Goal: Pictures within the data are to be left out; everything else must be reproduced exactly.

....

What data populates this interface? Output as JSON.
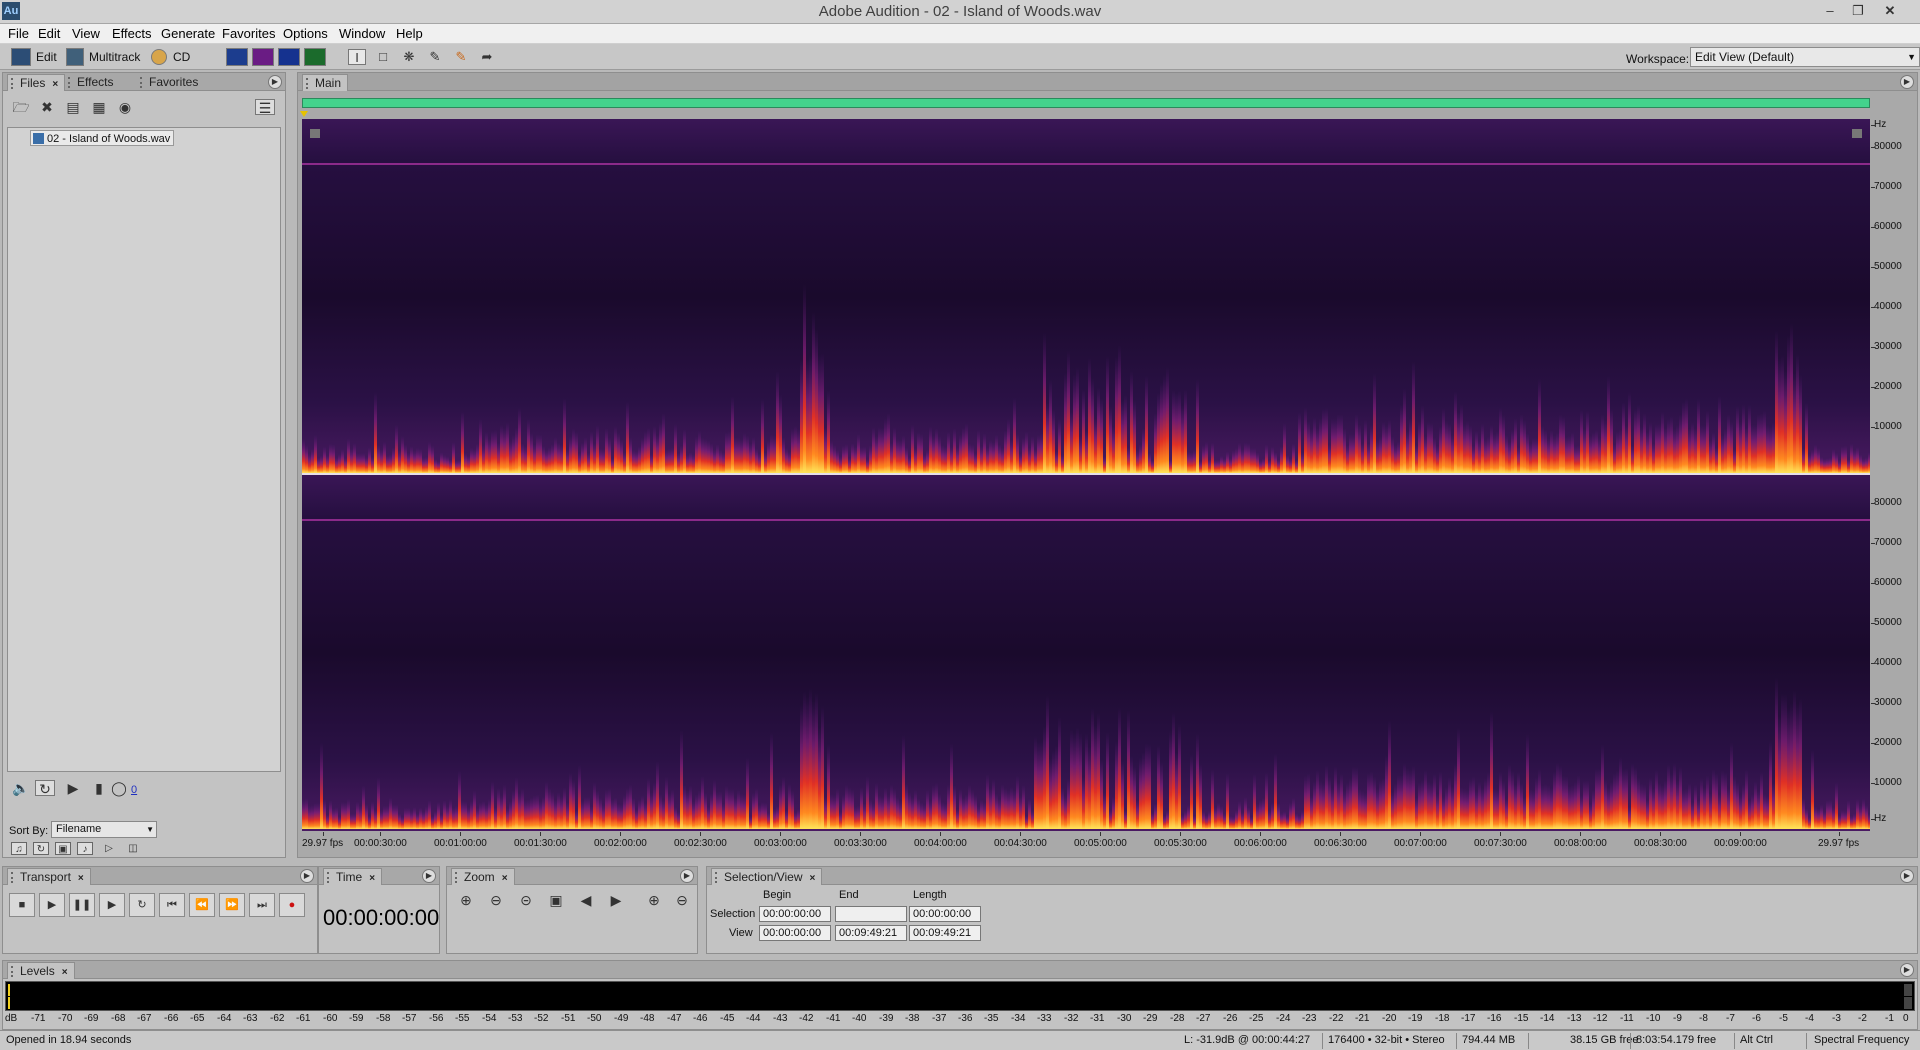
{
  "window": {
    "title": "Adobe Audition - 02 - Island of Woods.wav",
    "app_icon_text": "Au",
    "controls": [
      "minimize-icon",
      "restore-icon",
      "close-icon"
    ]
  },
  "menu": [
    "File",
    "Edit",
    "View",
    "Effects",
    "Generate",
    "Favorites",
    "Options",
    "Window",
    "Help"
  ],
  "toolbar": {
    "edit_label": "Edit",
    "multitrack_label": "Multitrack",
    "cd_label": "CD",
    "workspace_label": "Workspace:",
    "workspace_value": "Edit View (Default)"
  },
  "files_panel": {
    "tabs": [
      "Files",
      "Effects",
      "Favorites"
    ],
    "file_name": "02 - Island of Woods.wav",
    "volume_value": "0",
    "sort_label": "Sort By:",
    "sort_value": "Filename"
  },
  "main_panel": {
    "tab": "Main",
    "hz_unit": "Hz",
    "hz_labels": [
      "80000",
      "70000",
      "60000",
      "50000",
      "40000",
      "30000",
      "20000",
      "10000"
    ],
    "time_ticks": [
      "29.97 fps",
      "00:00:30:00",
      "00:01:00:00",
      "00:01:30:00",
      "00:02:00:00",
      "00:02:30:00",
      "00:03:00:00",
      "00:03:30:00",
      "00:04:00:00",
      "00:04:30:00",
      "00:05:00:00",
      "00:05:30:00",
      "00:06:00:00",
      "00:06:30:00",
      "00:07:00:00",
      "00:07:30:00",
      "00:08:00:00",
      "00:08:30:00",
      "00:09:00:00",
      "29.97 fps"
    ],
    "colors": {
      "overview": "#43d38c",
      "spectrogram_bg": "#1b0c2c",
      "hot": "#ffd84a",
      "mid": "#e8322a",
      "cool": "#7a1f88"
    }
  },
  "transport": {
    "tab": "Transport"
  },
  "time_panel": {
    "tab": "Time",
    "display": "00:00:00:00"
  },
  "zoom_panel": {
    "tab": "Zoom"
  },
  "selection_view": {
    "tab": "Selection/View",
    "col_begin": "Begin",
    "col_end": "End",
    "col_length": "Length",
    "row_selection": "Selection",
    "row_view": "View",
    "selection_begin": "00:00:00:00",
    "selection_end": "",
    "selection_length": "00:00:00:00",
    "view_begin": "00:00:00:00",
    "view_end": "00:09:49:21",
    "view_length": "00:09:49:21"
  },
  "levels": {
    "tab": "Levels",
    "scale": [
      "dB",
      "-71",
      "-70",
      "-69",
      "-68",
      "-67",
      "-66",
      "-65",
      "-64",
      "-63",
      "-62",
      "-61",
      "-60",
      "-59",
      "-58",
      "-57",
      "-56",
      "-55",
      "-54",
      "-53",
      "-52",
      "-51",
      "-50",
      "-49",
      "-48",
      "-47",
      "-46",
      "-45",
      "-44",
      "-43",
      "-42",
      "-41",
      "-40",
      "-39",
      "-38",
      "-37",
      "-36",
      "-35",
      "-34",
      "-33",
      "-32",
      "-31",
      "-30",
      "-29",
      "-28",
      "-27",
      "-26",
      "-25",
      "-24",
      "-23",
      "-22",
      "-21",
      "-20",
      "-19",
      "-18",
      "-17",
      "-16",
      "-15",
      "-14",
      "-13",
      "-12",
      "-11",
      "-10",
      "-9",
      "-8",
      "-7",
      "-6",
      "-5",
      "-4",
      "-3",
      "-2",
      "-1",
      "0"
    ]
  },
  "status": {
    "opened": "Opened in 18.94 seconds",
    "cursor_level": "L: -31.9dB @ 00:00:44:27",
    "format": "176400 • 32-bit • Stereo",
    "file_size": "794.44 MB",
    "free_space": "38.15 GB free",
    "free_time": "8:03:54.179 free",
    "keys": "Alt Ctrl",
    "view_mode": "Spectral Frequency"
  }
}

....

Final result:
What data populates this interface? Output as JSON.
{
  "window": {
    "title": "Adobe Audition - 02 - Island of Woods.wav",
    "app_icon_text": "Au",
    "controls": [
      "minimize-icon",
      "restore-icon",
      "close-icon"
    ]
  },
  "menu": [
    "File",
    "Edit",
    "View",
    "Effects",
    "Generate",
    "Favorites",
    "Options",
    "Window",
    "Help"
  ],
  "toolbar": {
    "edit_label": "Edit",
    "multitrack_label": "Multitrack",
    "cd_label": "CD",
    "workspace_label": "Workspace:",
    "workspace_value": "Edit View (Default)"
  },
  "files_panel": {
    "tabs": [
      "Files",
      "Effects",
      "Favorites"
    ],
    "file_name": "02 - Island of Woods.wav",
    "volume_value": "0",
    "sort_label": "Sort By:",
    "sort_value": "Filename"
  },
  "main_panel": {
    "tab": "Main",
    "hz_unit": "Hz",
    "hz_labels": [
      "80000",
      "70000",
      "60000",
      "50000",
      "40000",
      "30000",
      "20000",
      "10000"
    ],
    "time_ticks": [
      "29.97 fps",
      "00:00:30:00",
      "00:01:00:00",
      "00:01:30:00",
      "00:02:00:00",
      "00:02:30:00",
      "00:03:00:00",
      "00:03:30:00",
      "00:04:00:00",
      "00:04:30:00",
      "00:05:00:00",
      "00:05:30:00",
      "00:06:00:00",
      "00:06:30:00",
      "00:07:00:00",
      "00:07:30:00",
      "00:08:00:00",
      "00:08:30:00",
      "00:09:00:00",
      "29.97 fps"
    ],
    "colors": {
      "overview": "#43d38c",
      "spectrogram_bg": "#1b0c2c",
      "hot": "#ffd84a",
      "mid": "#e8322a",
      "cool": "#7a1f88"
    }
  },
  "transport": {
    "tab": "Transport"
  },
  "time_panel": {
    "tab": "Time",
    "display": "00:00:00:00"
  },
  "zoom_panel": {
    "tab": "Zoom"
  },
  "selection_view": {
    "tab": "Selection/View",
    "col_begin": "Begin",
    "col_end": "End",
    "col_length": "Length",
    "row_selection": "Selection",
    "row_view": "View",
    "selection_begin": "00:00:00:00",
    "selection_end": "",
    "selection_length": "00:00:00:00",
    "view_begin": "00:00:00:00",
    "view_end": "00:09:49:21",
    "view_length": "00:09:49:21"
  },
  "levels": {
    "tab": "Levels",
    "scale": [
      "dB",
      "-71",
      "-70",
      "-69",
      "-68",
      "-67",
      "-66",
      "-65",
      "-64",
      "-63",
      "-62",
      "-61",
      "-60",
      "-59",
      "-58",
      "-57",
      "-56",
      "-55",
      "-54",
      "-53",
      "-52",
      "-51",
      "-50",
      "-49",
      "-48",
      "-47",
      "-46",
      "-45",
      "-44",
      "-43",
      "-42",
      "-41",
      "-40",
      "-39",
      "-38",
      "-37",
      "-36",
      "-35",
      "-34",
      "-33",
      "-32",
      "-31",
      "-30",
      "-29",
      "-28",
      "-27",
      "-26",
      "-25",
      "-24",
      "-23",
      "-22",
      "-21",
      "-20",
      "-19",
      "-18",
      "-17",
      "-16",
      "-15",
      "-14",
      "-13",
      "-12",
      "-11",
      "-10",
      "-9",
      "-8",
      "-7",
      "-6",
      "-5",
      "-4",
      "-3",
      "-2",
      "-1",
      "0"
    ]
  },
  "status": {
    "opened": "Opened in 18.94 seconds",
    "cursor_level": "L: -31.9dB @ 00:00:44:27",
    "format": "176400 • 32-bit • Stereo",
    "file_size": "794.44 MB",
    "free_space": "38.15 GB free",
    "free_time": "8:03:54.179 free",
    "keys": "Alt Ctrl",
    "view_mode": "Spectral Frequency"
  }
}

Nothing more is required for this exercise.